-- start of SOURCE DATA --

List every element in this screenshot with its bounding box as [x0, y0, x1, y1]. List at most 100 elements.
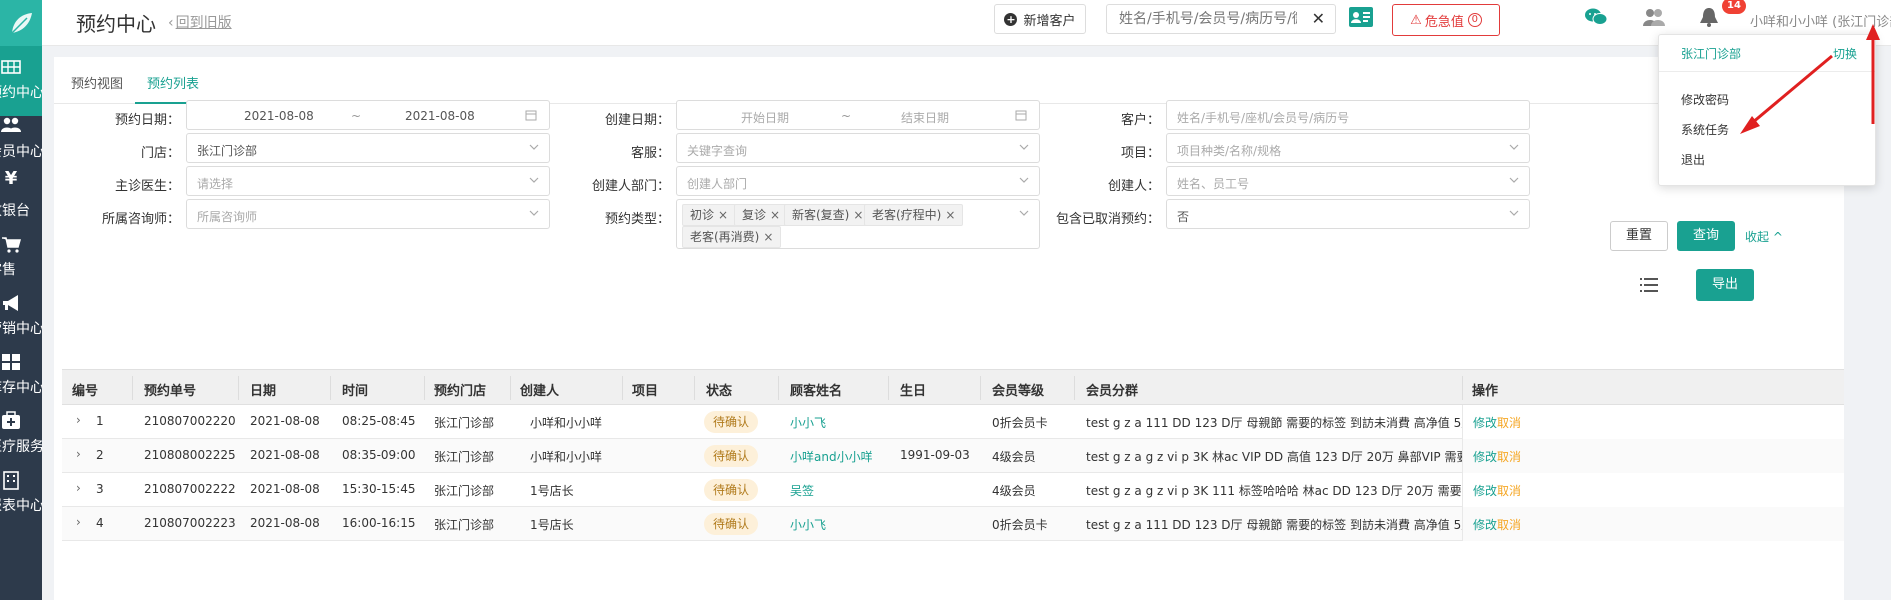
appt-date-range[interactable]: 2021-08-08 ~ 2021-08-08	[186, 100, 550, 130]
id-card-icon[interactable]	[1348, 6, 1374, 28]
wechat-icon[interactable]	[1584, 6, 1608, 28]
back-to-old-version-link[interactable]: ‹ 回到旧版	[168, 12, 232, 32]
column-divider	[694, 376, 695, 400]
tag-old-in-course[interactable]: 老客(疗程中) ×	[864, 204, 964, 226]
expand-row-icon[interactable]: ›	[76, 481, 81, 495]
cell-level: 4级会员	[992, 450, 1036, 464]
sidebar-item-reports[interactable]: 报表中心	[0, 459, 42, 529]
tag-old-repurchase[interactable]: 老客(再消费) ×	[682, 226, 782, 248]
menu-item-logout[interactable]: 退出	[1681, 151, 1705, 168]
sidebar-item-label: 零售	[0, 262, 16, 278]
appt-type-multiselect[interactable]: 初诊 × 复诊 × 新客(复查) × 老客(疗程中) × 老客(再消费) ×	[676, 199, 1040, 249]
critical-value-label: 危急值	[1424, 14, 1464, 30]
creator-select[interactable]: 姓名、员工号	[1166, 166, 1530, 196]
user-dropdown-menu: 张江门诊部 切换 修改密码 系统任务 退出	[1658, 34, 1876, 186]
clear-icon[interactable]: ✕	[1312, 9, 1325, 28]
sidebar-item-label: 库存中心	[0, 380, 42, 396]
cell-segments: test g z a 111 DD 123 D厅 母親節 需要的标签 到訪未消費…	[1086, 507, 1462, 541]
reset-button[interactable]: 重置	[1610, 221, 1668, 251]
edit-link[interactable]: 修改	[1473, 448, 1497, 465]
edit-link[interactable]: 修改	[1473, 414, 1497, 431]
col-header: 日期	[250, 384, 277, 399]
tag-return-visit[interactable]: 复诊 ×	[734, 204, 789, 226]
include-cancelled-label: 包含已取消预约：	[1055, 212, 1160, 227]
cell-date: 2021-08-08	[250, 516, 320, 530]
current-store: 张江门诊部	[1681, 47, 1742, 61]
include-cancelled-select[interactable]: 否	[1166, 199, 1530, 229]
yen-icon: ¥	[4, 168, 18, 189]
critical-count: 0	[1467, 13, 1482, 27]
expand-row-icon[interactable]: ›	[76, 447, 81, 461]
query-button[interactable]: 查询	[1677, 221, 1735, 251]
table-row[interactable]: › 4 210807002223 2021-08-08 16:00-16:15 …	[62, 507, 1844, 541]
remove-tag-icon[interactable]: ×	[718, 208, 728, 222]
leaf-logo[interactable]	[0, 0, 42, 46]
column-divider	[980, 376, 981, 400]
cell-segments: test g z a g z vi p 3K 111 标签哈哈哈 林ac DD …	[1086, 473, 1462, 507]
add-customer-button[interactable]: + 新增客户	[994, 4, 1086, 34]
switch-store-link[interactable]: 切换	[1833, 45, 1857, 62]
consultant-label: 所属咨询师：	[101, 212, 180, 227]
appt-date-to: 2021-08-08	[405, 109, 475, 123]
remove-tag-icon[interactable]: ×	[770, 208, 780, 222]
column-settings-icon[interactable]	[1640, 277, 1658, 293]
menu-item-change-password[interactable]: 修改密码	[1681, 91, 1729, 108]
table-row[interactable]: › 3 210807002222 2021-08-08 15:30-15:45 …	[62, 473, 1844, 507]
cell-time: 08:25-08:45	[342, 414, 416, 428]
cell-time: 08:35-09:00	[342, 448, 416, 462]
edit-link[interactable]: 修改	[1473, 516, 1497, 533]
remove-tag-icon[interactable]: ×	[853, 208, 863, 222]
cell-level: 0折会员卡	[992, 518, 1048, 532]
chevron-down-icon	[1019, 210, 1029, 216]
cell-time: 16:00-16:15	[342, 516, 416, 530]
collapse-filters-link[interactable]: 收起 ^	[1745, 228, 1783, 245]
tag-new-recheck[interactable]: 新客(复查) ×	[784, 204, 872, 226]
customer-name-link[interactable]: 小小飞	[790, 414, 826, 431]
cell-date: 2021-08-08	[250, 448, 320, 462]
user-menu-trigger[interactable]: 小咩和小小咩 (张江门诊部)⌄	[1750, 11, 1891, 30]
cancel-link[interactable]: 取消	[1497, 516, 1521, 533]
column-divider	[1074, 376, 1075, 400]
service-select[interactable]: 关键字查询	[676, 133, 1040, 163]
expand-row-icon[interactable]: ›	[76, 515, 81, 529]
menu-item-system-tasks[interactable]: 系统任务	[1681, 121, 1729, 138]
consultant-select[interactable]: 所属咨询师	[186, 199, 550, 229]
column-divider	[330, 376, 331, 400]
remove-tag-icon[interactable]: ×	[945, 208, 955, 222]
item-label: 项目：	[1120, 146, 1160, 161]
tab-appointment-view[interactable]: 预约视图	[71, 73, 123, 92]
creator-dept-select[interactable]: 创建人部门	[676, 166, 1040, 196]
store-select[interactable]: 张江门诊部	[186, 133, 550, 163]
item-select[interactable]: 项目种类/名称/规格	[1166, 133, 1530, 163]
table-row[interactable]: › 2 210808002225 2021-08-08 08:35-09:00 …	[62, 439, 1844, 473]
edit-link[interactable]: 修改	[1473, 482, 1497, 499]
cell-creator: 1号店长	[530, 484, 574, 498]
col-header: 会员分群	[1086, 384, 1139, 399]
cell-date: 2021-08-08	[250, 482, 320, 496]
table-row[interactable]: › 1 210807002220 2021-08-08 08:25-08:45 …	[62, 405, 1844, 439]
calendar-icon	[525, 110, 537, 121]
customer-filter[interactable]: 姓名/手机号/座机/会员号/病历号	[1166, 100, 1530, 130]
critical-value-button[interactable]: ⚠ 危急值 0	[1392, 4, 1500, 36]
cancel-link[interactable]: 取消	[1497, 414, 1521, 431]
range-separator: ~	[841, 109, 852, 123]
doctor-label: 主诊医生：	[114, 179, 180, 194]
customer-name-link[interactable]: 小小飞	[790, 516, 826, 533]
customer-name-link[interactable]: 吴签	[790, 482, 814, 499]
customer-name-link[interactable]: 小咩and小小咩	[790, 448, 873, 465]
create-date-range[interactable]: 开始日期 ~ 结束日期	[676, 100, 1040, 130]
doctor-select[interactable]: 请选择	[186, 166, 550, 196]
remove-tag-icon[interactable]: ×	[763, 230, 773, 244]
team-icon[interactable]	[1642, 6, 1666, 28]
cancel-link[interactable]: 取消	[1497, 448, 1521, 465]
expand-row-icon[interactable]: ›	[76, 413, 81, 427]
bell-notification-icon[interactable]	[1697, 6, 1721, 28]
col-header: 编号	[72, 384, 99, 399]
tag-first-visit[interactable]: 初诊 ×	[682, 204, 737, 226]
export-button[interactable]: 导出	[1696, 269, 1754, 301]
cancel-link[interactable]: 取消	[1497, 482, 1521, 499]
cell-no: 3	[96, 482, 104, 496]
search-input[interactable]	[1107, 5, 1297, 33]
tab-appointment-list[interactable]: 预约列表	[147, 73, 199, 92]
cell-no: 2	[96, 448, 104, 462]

-- end of SOURCE DATA --

## WHAT IS BEING ASKED
Rewrite the whole listing above with every occurrence of "expand-row-icon" replaced by "row-toggle-icon", changing nothing else, and leave out the pictures.

## RESPONSE
List every element in this screenshot with its bounding box as [x0, y0, x1, y1]. List at most 100 elements.
appt-date-range[interactable]: 2021-08-08 ~ 2021-08-08	[186, 100, 550, 130]
id-card-icon[interactable]	[1348, 6, 1374, 28]
wechat-icon[interactable]	[1584, 6, 1608, 28]
back-to-old-version-link[interactable]: ‹ 回到旧版	[168, 12, 232, 32]
column-divider	[694, 376, 695, 400]
tag-old-in-course[interactable]: 老客(疗程中) ×	[864, 204, 964, 226]
row-toggle-icon[interactable]: ›	[76, 481, 81, 495]
cell-level: 4级会员	[992, 450, 1036, 464]
sidebar-item-reports[interactable]: 报表中心	[0, 459, 42, 529]
tag-old-repurchase[interactable]: 老客(再消费) ×	[682, 226, 782, 248]
menu-item-logout[interactable]: 退出	[1681, 151, 1705, 168]
sidebar-item-label: 零售	[0, 262, 16, 278]
appt-type-multiselect[interactable]: 初诊 × 复诊 × 新客(复查) × 老客(疗程中) × 老客(再消费) ×	[676, 199, 1040, 249]
critical-value-label: 危急值	[1424, 14, 1464, 30]
creator-select[interactable]: 姓名、员工号	[1166, 166, 1530, 196]
user-dropdown-menu: 张江门诊部 切换 修改密码 系统任务 退出	[1658, 34, 1876, 186]
clear-icon[interactable]: ✕	[1312, 9, 1325, 28]
sidebar-item-label: 库存中心	[0, 380, 42, 396]
cell-segments: test g z a 111 DD 123 D厅 母親節 需要的标签 到訪未消費…	[1086, 507, 1462, 541]
reset-button[interactable]: 重置	[1610, 221, 1668, 251]
edit-link[interactable]: 修改	[1473, 448, 1497, 465]
edit-link[interactable]: 修改	[1473, 414, 1497, 431]
col-header: 日期	[250, 384, 277, 399]
tag-return-visit[interactable]: 复诊 ×	[734, 204, 789, 226]
include-cancelled-label: 包含已取消预约：	[1055, 212, 1160, 227]
cell-date: 2021-08-08	[250, 516, 320, 530]
current-store: 张江门诊部	[1681, 47, 1742, 61]
include-cancelled-select[interactable]: 否	[1166, 199, 1530, 229]
yen-icon: ¥	[4, 168, 18, 189]
critical-count: 0	[1467, 13, 1482, 27]
row-toggle-icon[interactable]: ›	[76, 447, 81, 461]
query-button[interactable]: 查询	[1677, 221, 1735, 251]
table-row[interactable]: › 4 210807002223 2021-08-08 16:00-16:15 …	[62, 507, 1844, 541]
remove-tag-icon[interactable]: ×	[718, 208, 728, 222]
leaf-logo[interactable]	[0, 0, 42, 46]
column-divider	[980, 376, 981, 400]
cell-segments: test g z a g z vi p 3K 111 标签哈哈哈 林ac DD …	[1086, 473, 1462, 507]
add-customer-button[interactable]: + 新增客户	[994, 4, 1086, 34]
switch-store-link[interactable]: 切换	[1833, 45, 1857, 62]
consultant-label: 所属咨询师：	[101, 212, 180, 227]
appt-date-to: 2021-08-08	[405, 109, 475, 123]
remove-tag-icon[interactable]: ×	[770, 208, 780, 222]
column-settings-icon[interactable]	[1640, 277, 1658, 293]
menu-item-change-password[interactable]: 修改密码	[1681, 91, 1729, 108]
table-row[interactable]: › 3 210807002222 2021-08-08 15:30-15:45 …	[62, 473, 1844, 507]
cell-time: 08:25-08:45	[342, 414, 416, 428]
cell-time: 08:35-09:00	[342, 448, 416, 462]
edit-link[interactable]: 修改	[1473, 516, 1497, 533]
remove-tag-icon[interactable]: ×	[853, 208, 863, 222]
cell-level: 0折会员卡	[992, 518, 1048, 532]
chevron-down-icon	[1019, 210, 1029, 216]
cell-time: 16:00-16:15	[342, 516, 416, 530]
collapse-filters-link[interactable]: 收起 ^	[1745, 228, 1783, 245]
tag-new-recheck[interactable]: 新客(复查) ×	[784, 204, 872, 226]
customer-name-link[interactable]: 小小飞	[790, 414, 826, 431]
cell-date: 2021-08-08	[250, 448, 320, 462]
user-menu-trigger[interactable]: 小咩和小小咩 (张江门诊部)⌄	[1750, 11, 1891, 30]
cancel-link[interactable]: 取消	[1497, 516, 1521, 533]
column-divider	[1074, 376, 1075, 400]
service-select[interactable]: 关键字查询	[676, 133, 1040, 163]
row-toggle-icon[interactable]: ›	[76, 515, 81, 529]
menu-item-system-tasks[interactable]: 系统任务	[1681, 121, 1729, 138]
consultant-select[interactable]: 所属咨询师	[186, 199, 550, 229]
column-divider	[330, 376, 331, 400]
remove-tag-icon[interactable]: ×	[945, 208, 955, 222]
item-label: 项目：	[1120, 146, 1160, 161]
tab-appointment-view[interactable]: 预约视图	[71, 73, 123, 92]
creator-dept-select[interactable]: 创建人部门	[676, 166, 1040, 196]
store-select[interactable]: 张江门诊部	[186, 133, 550, 163]
item-select[interactable]: 项目种类/名称/规格	[1166, 133, 1530, 163]
table-row[interactable]: › 2 210808002225 2021-08-08 08:35-09:00 …	[62, 439, 1844, 473]
edit-link[interactable]: 修改	[1473, 482, 1497, 499]
cell-creator: 1号店长	[530, 484, 574, 498]
col-header: 会员分群	[1086, 384, 1139, 399]
cell-date: 2021-08-08	[250, 482, 320, 496]
table-row[interactable]: › 1 210807002220 2021-08-08 08:25-08:45 …	[62, 405, 1844, 439]
calendar-icon	[525, 110, 537, 121]
customer-filter[interactable]: 姓名/手机号/座机/会员号/病历号	[1166, 100, 1530, 130]
critical-value-button[interactable]: ⚠ 危急值 0	[1392, 4, 1500, 36]
cancel-link[interactable]: 取消	[1497, 414, 1521, 431]
range-separator: ~	[841, 109, 852, 123]
doctor-label: 主诊医生：	[114, 179, 180, 194]
customer-name-link[interactable]: 小小飞	[790, 516, 826, 533]
customer-name-link[interactable]: 吴签	[790, 482, 814, 499]
customer-name-link[interactable]: 小咩and小小咩	[790, 448, 873, 465]
create-date-range[interactable]: 开始日期 ~ 结束日期	[676, 100, 1040, 130]
doctor-select[interactable]: 请选择	[186, 166, 550, 196]
remove-tag-icon[interactable]: ×	[763, 230, 773, 244]
team-icon[interactable]	[1642, 6, 1666, 28]
cancel-link[interactable]: 取消	[1497, 448, 1521, 465]
row-toggle-icon[interactable]: ›	[76, 413, 81, 427]
bell-notification-icon[interactable]	[1697, 6, 1721, 28]
col-header: 编号	[72, 384, 99, 399]
tag-first-visit[interactable]: 初诊 ×	[682, 204, 737, 226]
export-button[interactable]: 导出	[1696, 269, 1754, 301]
cancel-link[interactable]: 取消	[1497, 482, 1521, 499]
cell-no: 3	[96, 482, 104, 496]
search-input[interactable]	[1107, 5, 1297, 33]
tab-appointment-list[interactable]: 预约列表	[147, 73, 199, 92]
cell-no: 2	[96, 448, 104, 462]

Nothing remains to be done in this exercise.